#### What you have to do
Give only the number of lines in the data that contain the word "color".

━━━ Data provided

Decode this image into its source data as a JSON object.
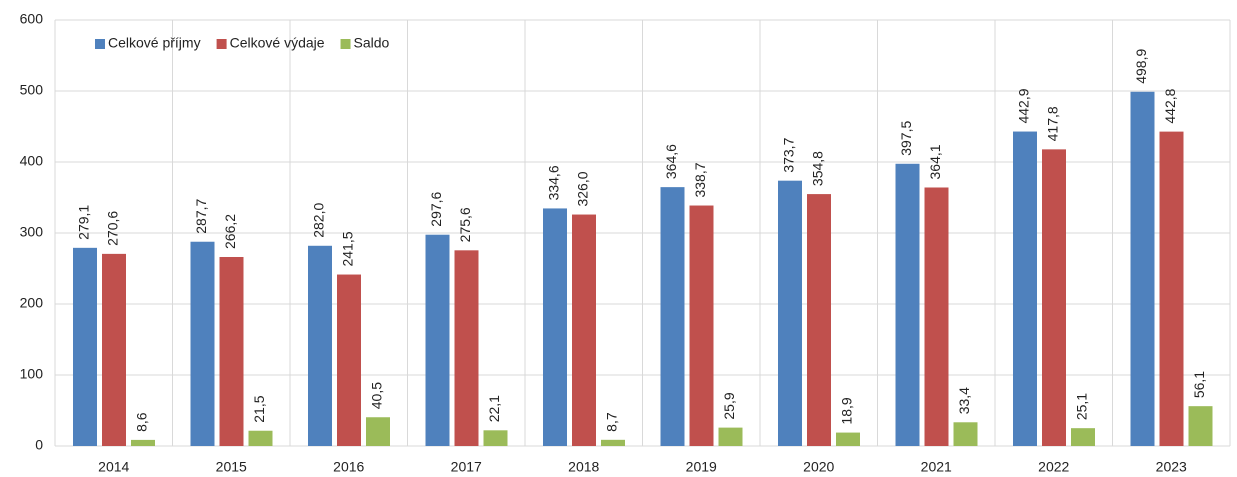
{
  "chart_data": {
    "type": "bar",
    "categories": [
      "2014",
      "2015",
      "2016",
      "2017",
      "2018",
      "2019",
      "2020",
      "2021",
      "2022",
      "2023"
    ],
    "series": [
      {
        "name": "Celkové příjmy",
        "color": "#4f81bd",
        "values": [
          279.1,
          287.7,
          282.0,
          297.6,
          334.6,
          364.6,
          373.7,
          397.5,
          442.9,
          498.9
        ],
        "value_labels": [
          "279,1",
          "287,7",
          "282,0",
          "297,6",
          "334,6",
          "364,6",
          "373,7",
          "397,5",
          "442,9",
          "498,9"
        ]
      },
      {
        "name": "Celkové výdaje",
        "color": "#c0504d",
        "values": [
          270.6,
          266.2,
          241.5,
          275.6,
          326.0,
          338.7,
          354.8,
          364.1,
          417.8,
          442.8
        ],
        "value_labels": [
          "270,6",
          "266,2",
          "241,5",
          "275,6",
          "326,0",
          "338,7",
          "354,8",
          "364,1",
          "417,8",
          "442,8"
        ]
      },
      {
        "name": "Saldo",
        "color": "#9bbb59",
        "values": [
          8.6,
          21.5,
          40.5,
          22.1,
          8.7,
          25.9,
          18.9,
          33.4,
          25.1,
          56.1
        ],
        "value_labels": [
          "8,6",
          "21,5",
          "40,5",
          "22,1",
          "8,7",
          "25,9",
          "18,9",
          "33,4",
          "25,1",
          "56,1"
        ]
      }
    ],
    "ylim": [
      0,
      600
    ],
    "yticks": [
      0,
      100,
      200,
      300,
      400,
      500,
      600
    ],
    "grid": true,
    "legend": "top-left"
  }
}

━━━━━━

#### Response to the exercise
3